-- Start of DATA EXCERPTS --
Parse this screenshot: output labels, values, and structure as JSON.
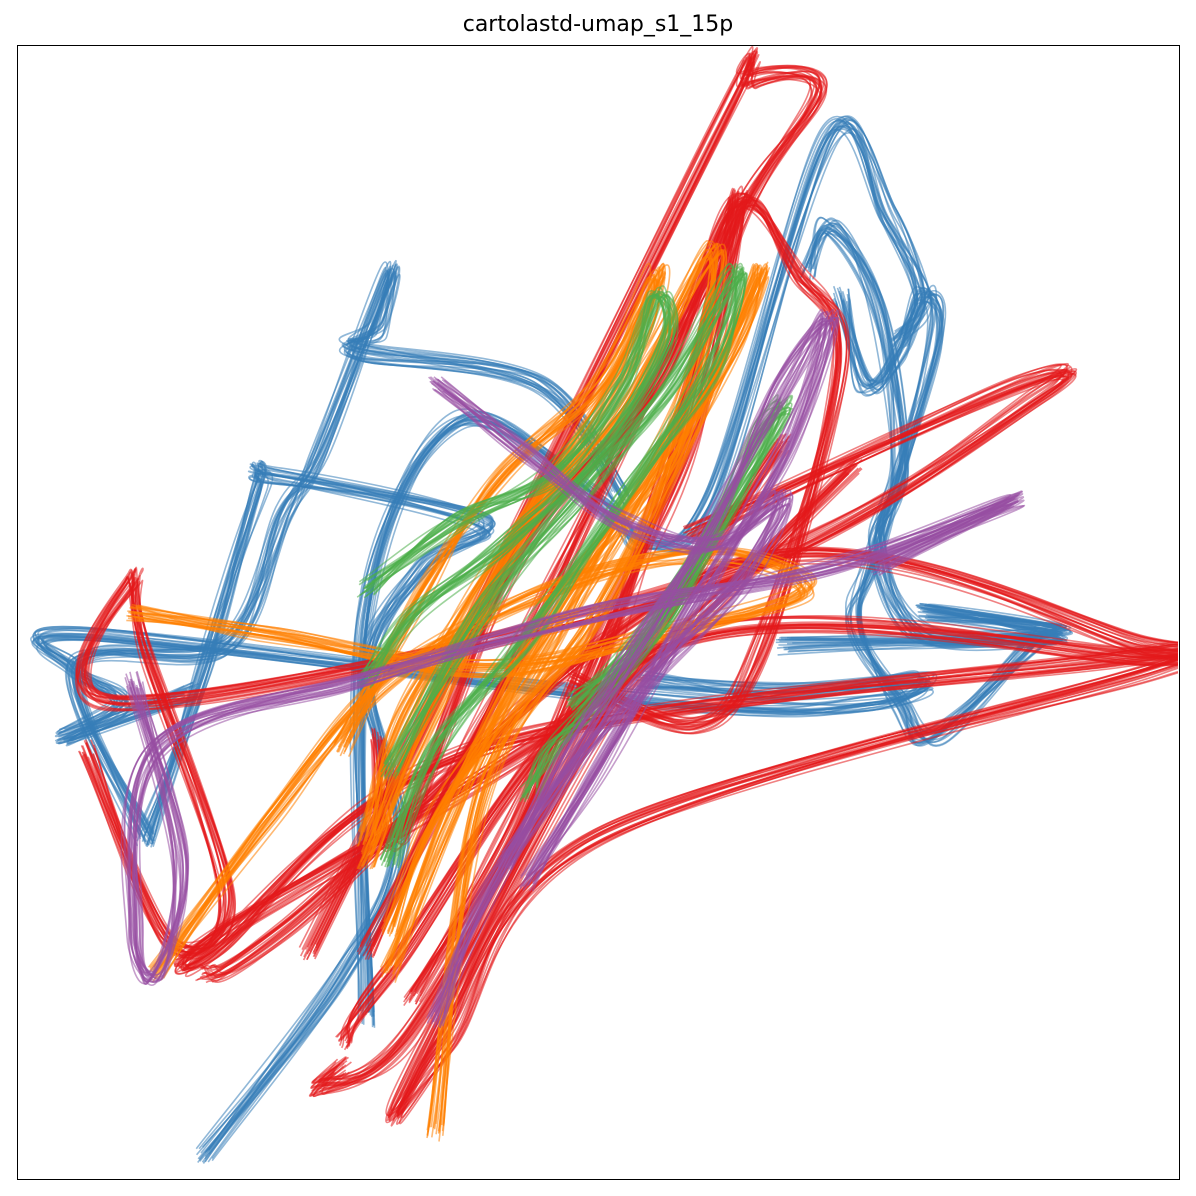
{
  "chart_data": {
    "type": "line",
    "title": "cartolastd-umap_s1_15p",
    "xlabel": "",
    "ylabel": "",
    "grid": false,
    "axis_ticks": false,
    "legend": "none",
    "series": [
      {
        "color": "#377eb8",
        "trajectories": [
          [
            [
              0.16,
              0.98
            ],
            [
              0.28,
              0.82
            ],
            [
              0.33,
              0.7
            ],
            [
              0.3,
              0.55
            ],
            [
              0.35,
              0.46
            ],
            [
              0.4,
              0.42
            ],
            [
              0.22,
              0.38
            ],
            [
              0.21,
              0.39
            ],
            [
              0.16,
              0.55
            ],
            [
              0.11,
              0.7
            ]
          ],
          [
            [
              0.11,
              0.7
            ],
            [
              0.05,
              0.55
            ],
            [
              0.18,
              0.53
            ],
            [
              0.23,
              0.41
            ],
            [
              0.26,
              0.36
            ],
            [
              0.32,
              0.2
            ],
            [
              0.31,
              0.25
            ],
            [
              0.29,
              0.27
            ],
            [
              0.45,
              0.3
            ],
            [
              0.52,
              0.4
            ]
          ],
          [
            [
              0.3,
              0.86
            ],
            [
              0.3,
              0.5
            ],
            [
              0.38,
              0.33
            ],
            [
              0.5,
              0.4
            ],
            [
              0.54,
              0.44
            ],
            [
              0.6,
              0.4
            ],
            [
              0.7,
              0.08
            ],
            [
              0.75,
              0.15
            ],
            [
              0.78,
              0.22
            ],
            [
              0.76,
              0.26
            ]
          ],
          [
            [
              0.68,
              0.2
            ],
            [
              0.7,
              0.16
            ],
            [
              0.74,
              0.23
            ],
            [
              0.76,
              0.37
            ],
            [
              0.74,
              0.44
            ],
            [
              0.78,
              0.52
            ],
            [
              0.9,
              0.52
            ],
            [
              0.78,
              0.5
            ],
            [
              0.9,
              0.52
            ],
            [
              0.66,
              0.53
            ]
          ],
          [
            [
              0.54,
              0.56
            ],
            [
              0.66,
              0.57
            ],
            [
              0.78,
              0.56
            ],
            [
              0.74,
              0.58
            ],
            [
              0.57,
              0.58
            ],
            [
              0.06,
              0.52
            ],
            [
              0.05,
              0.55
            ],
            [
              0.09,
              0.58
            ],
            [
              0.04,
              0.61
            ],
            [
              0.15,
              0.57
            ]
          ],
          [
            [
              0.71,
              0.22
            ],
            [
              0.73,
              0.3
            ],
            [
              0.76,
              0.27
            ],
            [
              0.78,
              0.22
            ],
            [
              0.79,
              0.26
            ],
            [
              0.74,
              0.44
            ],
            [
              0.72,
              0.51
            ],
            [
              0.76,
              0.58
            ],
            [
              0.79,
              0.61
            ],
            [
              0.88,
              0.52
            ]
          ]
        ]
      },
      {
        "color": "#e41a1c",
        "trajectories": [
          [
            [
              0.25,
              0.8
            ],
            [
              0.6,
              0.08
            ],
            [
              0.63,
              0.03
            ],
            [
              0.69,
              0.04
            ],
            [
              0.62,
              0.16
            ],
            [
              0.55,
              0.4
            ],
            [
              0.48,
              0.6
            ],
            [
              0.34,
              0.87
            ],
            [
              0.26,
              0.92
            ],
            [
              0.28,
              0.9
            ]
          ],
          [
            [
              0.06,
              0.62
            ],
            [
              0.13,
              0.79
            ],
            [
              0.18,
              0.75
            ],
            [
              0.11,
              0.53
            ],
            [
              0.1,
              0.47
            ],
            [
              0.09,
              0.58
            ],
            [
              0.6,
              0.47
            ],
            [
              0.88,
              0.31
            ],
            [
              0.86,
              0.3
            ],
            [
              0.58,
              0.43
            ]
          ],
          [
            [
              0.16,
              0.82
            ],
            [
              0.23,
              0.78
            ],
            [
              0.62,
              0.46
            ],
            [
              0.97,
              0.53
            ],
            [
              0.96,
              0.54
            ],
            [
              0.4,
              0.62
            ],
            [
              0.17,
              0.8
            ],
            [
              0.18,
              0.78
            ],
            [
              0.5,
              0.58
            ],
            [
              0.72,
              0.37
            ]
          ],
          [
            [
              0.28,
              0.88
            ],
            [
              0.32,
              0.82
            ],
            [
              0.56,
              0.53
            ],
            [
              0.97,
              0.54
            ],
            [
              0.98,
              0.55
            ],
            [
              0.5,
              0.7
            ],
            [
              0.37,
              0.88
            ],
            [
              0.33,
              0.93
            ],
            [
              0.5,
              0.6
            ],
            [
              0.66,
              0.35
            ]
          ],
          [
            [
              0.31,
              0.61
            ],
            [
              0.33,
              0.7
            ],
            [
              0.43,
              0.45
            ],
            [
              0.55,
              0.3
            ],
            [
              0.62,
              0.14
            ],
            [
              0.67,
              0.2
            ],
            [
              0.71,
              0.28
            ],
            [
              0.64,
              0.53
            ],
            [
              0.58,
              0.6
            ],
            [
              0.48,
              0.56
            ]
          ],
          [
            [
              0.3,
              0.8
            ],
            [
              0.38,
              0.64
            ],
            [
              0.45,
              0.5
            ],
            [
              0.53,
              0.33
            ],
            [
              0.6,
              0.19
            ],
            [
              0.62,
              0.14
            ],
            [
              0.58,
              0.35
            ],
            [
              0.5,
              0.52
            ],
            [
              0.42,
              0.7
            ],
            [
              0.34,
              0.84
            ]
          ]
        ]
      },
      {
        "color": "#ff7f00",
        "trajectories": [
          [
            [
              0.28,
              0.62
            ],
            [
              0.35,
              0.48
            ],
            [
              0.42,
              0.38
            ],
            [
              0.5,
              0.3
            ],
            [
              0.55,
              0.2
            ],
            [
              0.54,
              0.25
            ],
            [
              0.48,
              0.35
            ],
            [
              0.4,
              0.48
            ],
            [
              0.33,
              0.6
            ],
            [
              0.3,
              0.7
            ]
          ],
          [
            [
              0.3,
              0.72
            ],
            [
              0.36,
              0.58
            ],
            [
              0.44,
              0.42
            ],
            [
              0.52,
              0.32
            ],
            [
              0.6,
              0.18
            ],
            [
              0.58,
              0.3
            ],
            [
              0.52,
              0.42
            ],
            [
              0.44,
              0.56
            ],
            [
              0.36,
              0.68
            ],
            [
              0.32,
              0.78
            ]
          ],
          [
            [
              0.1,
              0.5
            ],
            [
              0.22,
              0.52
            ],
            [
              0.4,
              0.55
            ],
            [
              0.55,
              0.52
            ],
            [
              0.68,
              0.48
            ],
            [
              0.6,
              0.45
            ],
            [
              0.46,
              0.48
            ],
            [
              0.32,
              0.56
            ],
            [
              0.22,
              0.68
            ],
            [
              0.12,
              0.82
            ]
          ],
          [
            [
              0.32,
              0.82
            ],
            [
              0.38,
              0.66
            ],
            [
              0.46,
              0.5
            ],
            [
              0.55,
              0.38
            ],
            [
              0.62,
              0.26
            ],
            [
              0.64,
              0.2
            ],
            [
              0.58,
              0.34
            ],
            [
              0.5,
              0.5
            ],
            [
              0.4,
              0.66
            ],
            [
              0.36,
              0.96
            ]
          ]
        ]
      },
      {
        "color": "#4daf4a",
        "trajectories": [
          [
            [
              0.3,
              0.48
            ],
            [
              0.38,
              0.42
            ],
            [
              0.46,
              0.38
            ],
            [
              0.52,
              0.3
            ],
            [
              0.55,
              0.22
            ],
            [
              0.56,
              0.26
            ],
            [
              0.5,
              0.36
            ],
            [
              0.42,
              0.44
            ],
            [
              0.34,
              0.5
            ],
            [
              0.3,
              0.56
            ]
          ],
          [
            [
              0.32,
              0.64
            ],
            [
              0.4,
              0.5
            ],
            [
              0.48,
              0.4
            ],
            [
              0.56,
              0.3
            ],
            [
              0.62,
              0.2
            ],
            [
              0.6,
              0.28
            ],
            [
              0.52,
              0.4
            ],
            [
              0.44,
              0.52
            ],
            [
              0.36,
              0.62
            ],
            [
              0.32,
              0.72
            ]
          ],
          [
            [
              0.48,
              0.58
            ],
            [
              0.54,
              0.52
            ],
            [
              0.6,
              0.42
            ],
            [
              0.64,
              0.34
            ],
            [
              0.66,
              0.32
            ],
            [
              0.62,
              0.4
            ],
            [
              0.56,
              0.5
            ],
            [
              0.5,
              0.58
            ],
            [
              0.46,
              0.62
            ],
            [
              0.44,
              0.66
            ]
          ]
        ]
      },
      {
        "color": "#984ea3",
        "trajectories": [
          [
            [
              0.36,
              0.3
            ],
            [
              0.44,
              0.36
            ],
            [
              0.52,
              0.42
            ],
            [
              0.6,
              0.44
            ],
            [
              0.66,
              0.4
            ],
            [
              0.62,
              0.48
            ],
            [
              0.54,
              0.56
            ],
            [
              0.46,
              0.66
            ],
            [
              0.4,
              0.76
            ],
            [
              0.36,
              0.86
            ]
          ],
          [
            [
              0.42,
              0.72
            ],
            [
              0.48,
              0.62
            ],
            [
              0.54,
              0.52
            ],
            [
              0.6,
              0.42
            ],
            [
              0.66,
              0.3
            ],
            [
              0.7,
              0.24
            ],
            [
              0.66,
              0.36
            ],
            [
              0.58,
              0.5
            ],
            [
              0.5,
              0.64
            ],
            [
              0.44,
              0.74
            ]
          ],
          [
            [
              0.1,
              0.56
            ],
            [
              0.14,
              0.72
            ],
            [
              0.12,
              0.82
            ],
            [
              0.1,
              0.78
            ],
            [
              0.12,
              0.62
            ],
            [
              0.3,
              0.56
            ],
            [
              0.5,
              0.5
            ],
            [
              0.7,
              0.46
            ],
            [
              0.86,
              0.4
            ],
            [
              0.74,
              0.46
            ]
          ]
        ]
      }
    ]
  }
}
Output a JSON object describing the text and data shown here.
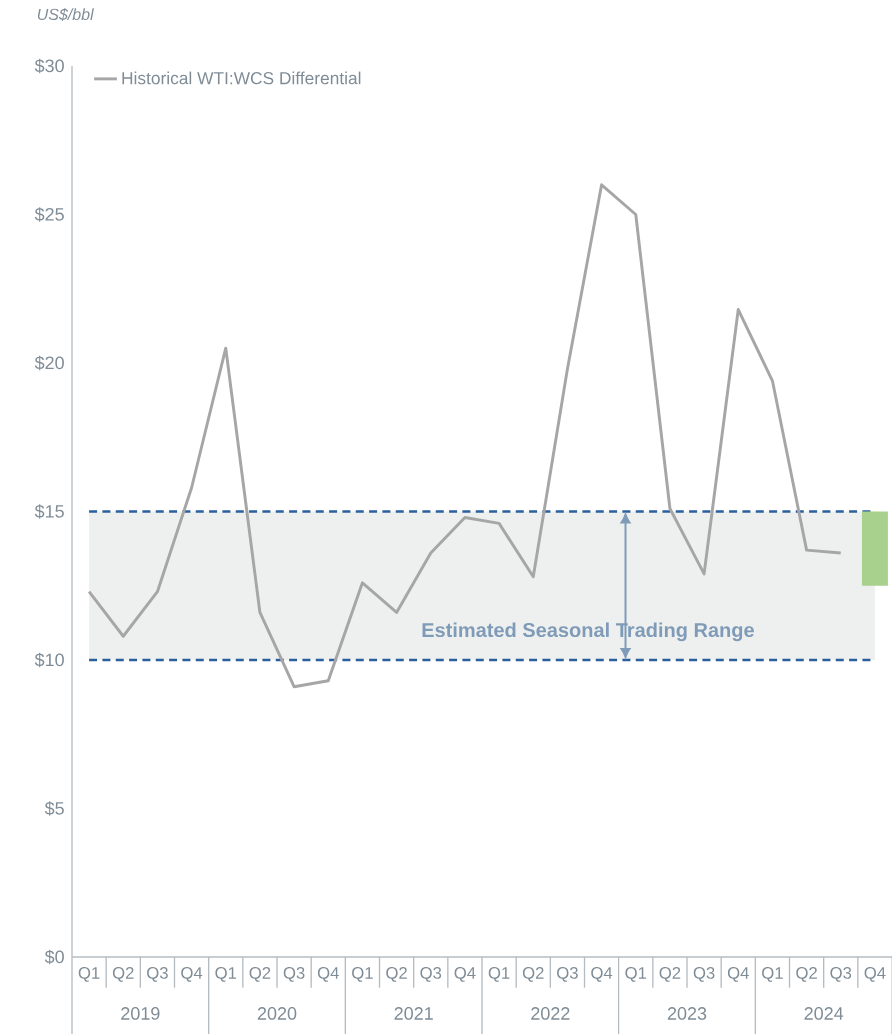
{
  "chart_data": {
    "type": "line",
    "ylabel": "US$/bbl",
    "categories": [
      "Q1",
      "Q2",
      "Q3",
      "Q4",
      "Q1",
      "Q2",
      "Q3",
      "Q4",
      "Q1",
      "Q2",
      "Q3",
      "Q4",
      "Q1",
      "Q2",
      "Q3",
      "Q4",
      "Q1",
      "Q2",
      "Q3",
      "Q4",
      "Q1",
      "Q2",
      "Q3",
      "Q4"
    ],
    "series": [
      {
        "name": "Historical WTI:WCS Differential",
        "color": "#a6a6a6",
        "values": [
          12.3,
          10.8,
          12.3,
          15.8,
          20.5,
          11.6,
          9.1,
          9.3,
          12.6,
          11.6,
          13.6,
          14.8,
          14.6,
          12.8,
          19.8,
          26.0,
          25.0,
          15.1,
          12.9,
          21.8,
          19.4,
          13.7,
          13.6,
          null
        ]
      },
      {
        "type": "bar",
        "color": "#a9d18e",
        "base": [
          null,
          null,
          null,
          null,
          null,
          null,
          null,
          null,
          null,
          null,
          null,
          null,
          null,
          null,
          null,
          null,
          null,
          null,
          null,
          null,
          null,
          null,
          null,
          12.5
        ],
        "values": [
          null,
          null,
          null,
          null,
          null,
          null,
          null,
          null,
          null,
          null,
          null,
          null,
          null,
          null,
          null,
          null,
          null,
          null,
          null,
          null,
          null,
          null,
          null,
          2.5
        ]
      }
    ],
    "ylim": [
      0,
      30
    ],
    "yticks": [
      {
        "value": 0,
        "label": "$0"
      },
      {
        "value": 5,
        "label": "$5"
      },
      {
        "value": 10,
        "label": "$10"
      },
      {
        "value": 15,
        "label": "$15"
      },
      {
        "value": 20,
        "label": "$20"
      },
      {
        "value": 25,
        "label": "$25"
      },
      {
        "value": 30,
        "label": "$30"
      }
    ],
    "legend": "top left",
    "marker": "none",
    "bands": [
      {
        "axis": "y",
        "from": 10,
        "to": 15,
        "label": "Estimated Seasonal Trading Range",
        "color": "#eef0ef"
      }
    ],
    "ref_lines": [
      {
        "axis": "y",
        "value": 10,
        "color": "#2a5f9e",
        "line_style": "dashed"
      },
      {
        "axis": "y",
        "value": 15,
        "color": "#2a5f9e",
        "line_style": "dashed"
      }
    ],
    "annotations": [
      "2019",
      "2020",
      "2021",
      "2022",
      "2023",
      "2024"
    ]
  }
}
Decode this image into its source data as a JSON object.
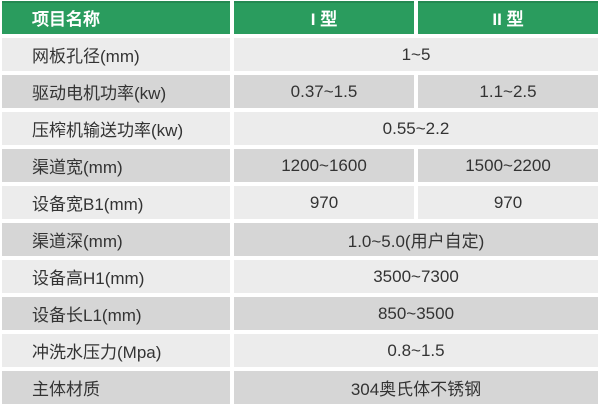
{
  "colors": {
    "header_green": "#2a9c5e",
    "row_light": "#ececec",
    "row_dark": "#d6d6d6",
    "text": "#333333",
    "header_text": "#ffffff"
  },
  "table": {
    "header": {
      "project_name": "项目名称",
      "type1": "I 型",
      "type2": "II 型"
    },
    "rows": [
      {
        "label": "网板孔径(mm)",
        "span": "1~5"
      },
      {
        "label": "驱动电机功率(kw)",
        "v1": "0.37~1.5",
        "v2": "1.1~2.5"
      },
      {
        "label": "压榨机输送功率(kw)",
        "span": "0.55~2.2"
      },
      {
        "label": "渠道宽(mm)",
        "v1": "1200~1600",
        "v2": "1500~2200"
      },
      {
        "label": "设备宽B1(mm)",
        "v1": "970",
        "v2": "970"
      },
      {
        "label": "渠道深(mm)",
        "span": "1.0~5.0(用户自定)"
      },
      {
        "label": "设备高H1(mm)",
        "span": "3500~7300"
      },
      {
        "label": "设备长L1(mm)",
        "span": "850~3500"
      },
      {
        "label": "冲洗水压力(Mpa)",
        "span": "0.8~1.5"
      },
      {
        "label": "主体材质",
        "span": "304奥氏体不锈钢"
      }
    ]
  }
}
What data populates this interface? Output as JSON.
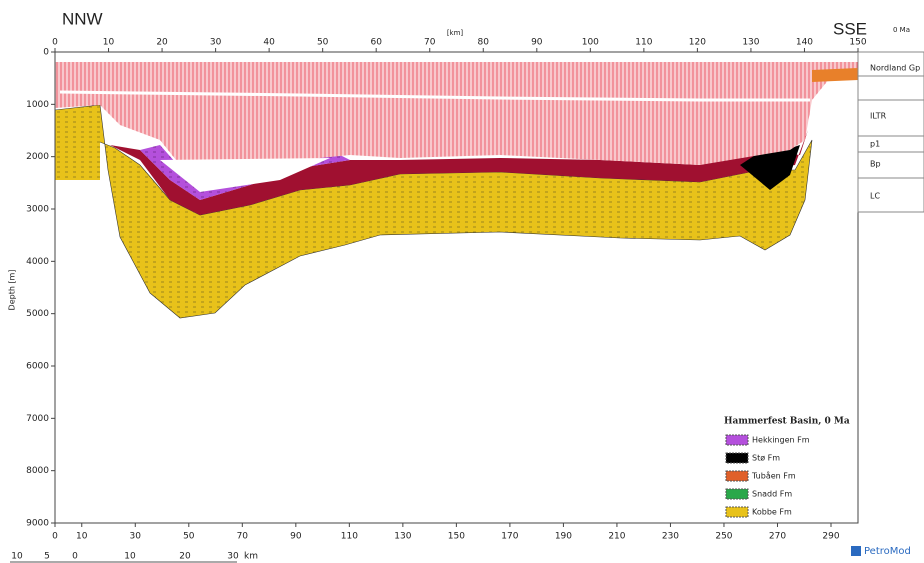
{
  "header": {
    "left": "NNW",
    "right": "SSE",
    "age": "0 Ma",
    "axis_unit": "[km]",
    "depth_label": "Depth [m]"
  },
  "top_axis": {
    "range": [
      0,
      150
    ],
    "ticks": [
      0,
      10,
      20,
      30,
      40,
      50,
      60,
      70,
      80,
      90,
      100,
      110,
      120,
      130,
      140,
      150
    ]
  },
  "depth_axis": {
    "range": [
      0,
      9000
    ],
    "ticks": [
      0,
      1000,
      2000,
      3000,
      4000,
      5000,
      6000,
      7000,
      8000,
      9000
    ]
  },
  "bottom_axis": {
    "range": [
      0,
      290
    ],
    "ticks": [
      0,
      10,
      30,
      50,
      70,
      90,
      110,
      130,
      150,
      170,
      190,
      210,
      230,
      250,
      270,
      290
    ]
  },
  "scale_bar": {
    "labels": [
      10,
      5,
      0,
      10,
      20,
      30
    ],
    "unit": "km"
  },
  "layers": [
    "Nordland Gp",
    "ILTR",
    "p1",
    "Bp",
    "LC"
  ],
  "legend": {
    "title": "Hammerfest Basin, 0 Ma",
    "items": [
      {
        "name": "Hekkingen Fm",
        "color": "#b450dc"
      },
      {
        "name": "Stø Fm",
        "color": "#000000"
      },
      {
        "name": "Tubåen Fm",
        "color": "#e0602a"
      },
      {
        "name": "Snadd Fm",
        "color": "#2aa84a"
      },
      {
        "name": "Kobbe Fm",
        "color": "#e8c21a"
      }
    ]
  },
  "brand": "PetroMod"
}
-- End of DATA EXCERPTS --
● WHAT TO DO
Exclude the pictures, and output exactly the lines from the one with "What data populates" through the last line of the records, both included.

● COMPLETE RESPONSE
What data populates this interface? Output as JSON.
{
  "header": {
    "left": "NNW",
    "right": "SSE",
    "age": "0 Ma",
    "axis_unit": "[km]",
    "depth_label": "Depth [m]"
  },
  "top_axis": {
    "range": [
      0,
      150
    ],
    "ticks": [
      0,
      10,
      20,
      30,
      40,
      50,
      60,
      70,
      80,
      90,
      100,
      110,
      120,
      130,
      140,
      150
    ]
  },
  "depth_axis": {
    "range": [
      0,
      9000
    ],
    "ticks": [
      0,
      1000,
      2000,
      3000,
      4000,
      5000,
      6000,
      7000,
      8000,
      9000
    ]
  },
  "bottom_axis": {
    "range": [
      0,
      290
    ],
    "ticks": [
      0,
      10,
      30,
      50,
      70,
      90,
      110,
      130,
      150,
      170,
      190,
      210,
      230,
      250,
      270,
      290
    ]
  },
  "scale_bar": {
    "labels": [
      10,
      5,
      0,
      10,
      20,
      30
    ],
    "unit": "km"
  },
  "layers": [
    "Nordland Gp",
    "ILTR",
    "p1",
    "Bp",
    "LC"
  ],
  "legend": {
    "title": "Hammerfest Basin, 0 Ma",
    "items": [
      {
        "name": "Hekkingen Fm",
        "color": "#b450dc"
      },
      {
        "name": "Stø Fm",
        "color": "#000000"
      },
      {
        "name": "Tubåen Fm",
        "color": "#e0602a"
      },
      {
        "name": "Snadd Fm",
        "color": "#2aa84a"
      },
      {
        "name": "Kobbe Fm",
        "color": "#e8c21a"
      }
    ]
  },
  "brand": "PetroMod"
}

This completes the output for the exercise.